§ WHAT YOU WILL DO
In this exercise, reproduce all the entries that follow exactly.

[Data listing]
□ □ □ □ □ □ □

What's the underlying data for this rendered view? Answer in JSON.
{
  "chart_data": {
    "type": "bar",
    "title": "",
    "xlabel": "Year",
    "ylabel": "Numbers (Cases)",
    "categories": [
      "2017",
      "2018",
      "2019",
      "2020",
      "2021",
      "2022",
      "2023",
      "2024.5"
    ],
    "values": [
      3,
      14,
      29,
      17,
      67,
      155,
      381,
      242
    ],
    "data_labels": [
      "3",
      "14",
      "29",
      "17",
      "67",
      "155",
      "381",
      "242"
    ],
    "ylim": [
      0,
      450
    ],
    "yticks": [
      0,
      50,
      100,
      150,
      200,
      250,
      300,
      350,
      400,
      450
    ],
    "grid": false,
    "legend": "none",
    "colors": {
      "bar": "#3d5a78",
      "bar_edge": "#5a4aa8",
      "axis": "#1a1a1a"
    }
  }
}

□ □ □ □ □ □ □

§ SOLUTION TO THE EXERCISE
What's the underlying data for this rendered view? Answer in JSON.
{
  "chart_data": {
    "type": "bar",
    "title": "",
    "xlabel": "Year",
    "ylabel": "Numbers (Cases)",
    "categories": [
      "2017",
      "2018",
      "2019",
      "2020",
      "2021",
      "2022",
      "2023",
      "2024.5"
    ],
    "values": [
      3,
      14,
      29,
      17,
      67,
      155,
      381,
      242
    ],
    "data_labels": [
      "3",
      "14",
      "29",
      "17",
      "67",
      "155",
      "381",
      "242"
    ],
    "ylim": [
      0,
      450
    ],
    "yticks": [
      0,
      50,
      100,
      150,
      200,
      250,
      300,
      350,
      400,
      450
    ],
    "grid": false,
    "legend": "none",
    "colors": {
      "bar": "#3d5a78",
      "bar_edge": "#5a4aa8",
      "axis": "#1a1a1a"
    }
  }
}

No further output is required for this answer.